Only lines holding the string "value" are wanted; copy each one from the material.

= Data shown =
....

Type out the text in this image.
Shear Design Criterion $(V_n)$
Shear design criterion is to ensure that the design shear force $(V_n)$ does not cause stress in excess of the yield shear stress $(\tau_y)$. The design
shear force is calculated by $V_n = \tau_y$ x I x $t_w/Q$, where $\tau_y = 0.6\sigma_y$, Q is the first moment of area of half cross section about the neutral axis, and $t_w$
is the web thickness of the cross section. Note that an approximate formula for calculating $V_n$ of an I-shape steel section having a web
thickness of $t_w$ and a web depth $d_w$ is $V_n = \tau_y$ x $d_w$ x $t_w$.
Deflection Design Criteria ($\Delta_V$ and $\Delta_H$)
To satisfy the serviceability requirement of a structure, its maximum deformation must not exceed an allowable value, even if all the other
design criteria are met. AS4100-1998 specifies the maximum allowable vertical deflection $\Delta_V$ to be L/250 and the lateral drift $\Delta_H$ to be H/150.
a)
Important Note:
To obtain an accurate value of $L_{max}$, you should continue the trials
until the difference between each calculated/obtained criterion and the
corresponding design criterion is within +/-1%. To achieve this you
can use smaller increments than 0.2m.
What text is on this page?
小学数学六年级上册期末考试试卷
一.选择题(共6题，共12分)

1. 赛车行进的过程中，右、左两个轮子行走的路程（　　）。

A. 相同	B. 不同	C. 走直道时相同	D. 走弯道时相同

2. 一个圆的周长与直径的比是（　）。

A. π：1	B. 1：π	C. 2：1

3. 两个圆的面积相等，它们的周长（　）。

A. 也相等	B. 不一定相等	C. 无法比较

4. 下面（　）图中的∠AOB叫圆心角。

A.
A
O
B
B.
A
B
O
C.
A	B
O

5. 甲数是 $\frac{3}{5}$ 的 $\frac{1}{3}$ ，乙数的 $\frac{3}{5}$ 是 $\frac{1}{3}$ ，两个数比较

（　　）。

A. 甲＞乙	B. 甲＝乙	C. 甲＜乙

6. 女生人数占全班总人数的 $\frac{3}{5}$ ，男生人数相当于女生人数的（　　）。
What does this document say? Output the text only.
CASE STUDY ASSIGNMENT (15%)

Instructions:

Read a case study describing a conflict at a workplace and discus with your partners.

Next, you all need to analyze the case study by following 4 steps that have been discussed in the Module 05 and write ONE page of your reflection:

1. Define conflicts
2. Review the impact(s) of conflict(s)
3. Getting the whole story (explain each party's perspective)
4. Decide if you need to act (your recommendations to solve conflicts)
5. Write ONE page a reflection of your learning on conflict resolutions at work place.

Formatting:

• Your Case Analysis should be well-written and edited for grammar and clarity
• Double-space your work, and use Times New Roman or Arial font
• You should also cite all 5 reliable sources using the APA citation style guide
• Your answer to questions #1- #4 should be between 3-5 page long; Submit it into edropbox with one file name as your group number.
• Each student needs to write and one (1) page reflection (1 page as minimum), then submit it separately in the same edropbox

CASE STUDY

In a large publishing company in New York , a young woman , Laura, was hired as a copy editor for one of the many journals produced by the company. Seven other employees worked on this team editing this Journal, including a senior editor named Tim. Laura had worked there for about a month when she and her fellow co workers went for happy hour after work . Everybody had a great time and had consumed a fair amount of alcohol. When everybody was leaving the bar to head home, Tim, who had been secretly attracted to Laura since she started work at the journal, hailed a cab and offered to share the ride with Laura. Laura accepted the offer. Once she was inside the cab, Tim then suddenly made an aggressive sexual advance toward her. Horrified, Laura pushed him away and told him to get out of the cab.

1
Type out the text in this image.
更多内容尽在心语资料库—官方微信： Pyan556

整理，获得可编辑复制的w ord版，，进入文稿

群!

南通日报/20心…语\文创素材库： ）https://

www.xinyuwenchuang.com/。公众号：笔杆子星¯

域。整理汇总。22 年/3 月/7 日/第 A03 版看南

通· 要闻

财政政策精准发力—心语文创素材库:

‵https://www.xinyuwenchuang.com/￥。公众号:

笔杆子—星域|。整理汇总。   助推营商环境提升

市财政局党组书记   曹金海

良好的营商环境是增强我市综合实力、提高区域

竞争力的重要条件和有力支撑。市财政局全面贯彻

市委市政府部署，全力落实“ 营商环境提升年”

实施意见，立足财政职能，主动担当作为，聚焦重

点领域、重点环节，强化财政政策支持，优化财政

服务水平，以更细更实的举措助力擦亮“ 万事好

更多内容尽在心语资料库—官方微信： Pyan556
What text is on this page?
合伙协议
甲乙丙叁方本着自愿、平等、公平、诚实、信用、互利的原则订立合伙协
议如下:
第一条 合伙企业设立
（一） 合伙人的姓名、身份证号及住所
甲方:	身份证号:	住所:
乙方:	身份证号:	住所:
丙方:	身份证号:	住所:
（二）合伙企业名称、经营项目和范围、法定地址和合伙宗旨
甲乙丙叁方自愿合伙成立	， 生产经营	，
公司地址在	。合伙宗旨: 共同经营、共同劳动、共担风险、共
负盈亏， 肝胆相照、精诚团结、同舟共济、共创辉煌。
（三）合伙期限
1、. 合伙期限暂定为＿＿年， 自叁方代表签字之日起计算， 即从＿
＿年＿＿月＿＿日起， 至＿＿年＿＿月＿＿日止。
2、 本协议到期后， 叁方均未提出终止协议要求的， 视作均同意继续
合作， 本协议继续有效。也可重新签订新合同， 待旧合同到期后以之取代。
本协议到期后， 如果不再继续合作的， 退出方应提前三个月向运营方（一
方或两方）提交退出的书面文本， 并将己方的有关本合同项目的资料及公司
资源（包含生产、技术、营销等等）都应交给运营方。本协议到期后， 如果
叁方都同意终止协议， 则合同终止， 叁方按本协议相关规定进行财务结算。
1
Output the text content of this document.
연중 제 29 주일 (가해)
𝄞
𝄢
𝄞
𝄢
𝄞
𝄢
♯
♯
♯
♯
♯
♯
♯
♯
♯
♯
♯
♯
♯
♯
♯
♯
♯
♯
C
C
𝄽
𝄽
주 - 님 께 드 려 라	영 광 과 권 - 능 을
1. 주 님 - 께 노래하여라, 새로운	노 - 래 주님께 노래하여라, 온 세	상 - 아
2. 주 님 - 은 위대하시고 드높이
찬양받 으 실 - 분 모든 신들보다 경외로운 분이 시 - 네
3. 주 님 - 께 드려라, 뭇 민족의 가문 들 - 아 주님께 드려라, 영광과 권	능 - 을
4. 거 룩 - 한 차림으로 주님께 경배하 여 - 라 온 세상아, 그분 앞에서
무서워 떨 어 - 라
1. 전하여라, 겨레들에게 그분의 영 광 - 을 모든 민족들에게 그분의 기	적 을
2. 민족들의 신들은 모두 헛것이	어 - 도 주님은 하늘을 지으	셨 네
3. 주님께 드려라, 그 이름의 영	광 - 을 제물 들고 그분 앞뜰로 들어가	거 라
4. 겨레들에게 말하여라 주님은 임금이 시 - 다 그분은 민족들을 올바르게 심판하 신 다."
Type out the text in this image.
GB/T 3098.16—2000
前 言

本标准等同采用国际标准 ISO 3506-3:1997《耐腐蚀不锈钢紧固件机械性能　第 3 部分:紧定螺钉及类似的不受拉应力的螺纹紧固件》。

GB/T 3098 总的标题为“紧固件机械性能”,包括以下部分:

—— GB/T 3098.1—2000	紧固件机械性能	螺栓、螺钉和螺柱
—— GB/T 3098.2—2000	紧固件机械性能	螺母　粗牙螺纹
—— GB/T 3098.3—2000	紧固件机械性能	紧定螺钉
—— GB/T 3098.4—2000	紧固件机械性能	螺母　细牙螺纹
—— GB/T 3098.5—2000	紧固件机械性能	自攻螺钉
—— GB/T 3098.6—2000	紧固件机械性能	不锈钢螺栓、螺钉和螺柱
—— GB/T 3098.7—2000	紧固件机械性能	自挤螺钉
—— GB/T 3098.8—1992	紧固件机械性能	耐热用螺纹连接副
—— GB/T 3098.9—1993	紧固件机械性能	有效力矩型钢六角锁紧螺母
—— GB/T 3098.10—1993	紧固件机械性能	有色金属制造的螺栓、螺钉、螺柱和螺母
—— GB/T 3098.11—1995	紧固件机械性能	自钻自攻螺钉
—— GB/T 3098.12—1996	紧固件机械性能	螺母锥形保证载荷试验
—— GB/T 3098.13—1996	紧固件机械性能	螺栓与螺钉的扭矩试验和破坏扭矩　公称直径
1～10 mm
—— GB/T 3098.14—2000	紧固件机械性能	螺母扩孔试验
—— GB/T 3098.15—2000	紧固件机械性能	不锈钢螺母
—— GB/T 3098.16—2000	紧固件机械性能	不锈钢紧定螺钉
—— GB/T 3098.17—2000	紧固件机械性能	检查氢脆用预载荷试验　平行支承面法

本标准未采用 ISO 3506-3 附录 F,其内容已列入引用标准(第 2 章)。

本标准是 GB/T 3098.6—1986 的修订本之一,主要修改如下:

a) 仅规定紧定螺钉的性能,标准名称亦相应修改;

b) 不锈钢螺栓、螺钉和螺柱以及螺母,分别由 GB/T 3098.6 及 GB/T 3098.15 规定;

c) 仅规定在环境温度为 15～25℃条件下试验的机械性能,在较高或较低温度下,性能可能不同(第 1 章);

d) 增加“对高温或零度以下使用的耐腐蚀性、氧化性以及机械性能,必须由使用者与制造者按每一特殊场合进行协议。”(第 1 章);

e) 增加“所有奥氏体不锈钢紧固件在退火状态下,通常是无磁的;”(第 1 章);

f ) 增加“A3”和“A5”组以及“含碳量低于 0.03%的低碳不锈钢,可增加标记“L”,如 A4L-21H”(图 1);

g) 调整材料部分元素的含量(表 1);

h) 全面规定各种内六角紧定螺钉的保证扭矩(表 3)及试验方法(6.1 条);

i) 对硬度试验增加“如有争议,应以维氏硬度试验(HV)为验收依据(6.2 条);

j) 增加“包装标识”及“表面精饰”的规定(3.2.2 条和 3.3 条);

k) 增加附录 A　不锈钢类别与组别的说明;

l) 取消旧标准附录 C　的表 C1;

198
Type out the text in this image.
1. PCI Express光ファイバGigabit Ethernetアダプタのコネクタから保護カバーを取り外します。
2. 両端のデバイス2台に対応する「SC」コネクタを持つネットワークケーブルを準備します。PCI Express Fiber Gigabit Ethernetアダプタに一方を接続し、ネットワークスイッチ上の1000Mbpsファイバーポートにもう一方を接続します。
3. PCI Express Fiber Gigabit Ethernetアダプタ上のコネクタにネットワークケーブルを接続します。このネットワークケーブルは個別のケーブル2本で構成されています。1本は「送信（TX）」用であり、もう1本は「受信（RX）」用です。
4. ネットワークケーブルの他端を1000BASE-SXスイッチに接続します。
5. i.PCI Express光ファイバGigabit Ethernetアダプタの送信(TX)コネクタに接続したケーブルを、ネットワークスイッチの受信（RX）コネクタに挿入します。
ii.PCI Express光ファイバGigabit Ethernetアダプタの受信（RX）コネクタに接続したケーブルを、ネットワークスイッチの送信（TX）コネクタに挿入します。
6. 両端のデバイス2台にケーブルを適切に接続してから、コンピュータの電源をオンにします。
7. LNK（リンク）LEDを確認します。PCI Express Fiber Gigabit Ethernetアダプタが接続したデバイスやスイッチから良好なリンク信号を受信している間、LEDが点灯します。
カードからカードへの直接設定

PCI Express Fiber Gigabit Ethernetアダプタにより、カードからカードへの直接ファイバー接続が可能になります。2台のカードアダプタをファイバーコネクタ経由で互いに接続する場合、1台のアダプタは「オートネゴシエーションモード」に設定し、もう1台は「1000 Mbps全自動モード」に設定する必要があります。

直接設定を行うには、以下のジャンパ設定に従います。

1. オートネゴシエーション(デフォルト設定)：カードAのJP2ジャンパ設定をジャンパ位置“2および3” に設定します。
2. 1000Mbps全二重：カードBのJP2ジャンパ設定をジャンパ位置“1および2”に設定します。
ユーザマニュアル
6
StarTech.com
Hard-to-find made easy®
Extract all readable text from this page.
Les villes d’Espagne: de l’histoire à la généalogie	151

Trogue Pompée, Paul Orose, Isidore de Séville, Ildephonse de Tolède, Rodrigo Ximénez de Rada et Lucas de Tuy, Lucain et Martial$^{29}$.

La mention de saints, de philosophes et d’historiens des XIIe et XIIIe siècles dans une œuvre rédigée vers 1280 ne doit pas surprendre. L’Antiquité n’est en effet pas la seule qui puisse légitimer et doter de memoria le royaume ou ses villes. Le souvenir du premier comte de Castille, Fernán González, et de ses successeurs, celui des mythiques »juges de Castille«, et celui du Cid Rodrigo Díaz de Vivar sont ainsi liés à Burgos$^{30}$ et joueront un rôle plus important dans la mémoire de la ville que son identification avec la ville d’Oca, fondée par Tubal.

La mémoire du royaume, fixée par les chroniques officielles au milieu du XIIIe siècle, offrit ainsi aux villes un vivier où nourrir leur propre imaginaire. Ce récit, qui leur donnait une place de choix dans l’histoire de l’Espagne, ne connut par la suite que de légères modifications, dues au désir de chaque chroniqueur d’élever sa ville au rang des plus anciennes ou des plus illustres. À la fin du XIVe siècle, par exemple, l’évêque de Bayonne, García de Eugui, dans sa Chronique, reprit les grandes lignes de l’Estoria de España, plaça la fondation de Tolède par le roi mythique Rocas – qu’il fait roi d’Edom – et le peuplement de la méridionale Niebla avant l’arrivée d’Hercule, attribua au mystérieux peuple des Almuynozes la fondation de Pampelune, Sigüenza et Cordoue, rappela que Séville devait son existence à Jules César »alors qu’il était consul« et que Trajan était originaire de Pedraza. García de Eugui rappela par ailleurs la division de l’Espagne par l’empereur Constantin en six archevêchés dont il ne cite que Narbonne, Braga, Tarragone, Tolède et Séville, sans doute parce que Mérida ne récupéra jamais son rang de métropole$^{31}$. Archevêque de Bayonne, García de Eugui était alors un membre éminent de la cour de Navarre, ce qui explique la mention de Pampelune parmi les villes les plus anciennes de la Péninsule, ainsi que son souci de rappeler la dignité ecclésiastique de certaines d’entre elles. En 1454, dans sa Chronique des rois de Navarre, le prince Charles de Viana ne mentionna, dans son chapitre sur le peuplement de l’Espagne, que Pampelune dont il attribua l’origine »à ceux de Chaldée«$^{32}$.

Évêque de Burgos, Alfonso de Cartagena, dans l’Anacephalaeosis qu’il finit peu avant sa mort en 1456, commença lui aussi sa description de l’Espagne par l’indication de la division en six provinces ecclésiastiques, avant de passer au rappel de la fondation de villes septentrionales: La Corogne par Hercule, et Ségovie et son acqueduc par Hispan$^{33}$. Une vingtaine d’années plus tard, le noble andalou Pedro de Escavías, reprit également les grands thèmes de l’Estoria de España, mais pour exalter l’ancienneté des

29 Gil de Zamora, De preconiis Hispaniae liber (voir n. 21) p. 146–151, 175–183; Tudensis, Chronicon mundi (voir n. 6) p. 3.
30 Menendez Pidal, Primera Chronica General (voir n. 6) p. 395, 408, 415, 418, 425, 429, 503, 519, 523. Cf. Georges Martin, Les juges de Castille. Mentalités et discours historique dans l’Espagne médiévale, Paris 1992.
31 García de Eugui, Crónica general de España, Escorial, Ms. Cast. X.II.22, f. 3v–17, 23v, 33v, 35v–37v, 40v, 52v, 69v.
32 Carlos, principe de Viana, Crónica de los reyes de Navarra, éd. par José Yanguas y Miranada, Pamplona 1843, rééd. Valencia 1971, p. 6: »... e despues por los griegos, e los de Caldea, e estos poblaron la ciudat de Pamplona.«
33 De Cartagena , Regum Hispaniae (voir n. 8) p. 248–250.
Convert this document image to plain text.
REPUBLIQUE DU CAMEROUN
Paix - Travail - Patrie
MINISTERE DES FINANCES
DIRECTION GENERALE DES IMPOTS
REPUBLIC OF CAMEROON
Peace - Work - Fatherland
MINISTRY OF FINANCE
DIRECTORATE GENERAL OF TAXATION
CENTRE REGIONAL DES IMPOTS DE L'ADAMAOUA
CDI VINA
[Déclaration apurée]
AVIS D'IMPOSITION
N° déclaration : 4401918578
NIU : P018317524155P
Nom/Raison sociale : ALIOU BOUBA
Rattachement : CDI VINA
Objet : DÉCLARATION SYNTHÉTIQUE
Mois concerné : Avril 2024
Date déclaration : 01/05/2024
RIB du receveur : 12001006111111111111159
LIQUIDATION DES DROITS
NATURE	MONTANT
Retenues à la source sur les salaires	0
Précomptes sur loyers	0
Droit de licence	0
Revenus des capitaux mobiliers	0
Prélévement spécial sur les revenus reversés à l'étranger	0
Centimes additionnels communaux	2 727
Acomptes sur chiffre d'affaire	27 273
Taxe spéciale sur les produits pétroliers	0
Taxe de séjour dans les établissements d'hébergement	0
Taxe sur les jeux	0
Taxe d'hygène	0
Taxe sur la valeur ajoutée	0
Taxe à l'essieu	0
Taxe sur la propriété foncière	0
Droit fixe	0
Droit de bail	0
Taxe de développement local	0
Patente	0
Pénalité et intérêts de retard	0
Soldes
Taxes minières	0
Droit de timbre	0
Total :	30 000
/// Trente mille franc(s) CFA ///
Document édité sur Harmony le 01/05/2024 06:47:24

....

= Solution for this problem =
To satisfy the serviceability requirement of a structure, its maximum deformation must not exceed an allowable value, even if all the other
To obtain an accurate value of $L_{max}$, you should continue the trials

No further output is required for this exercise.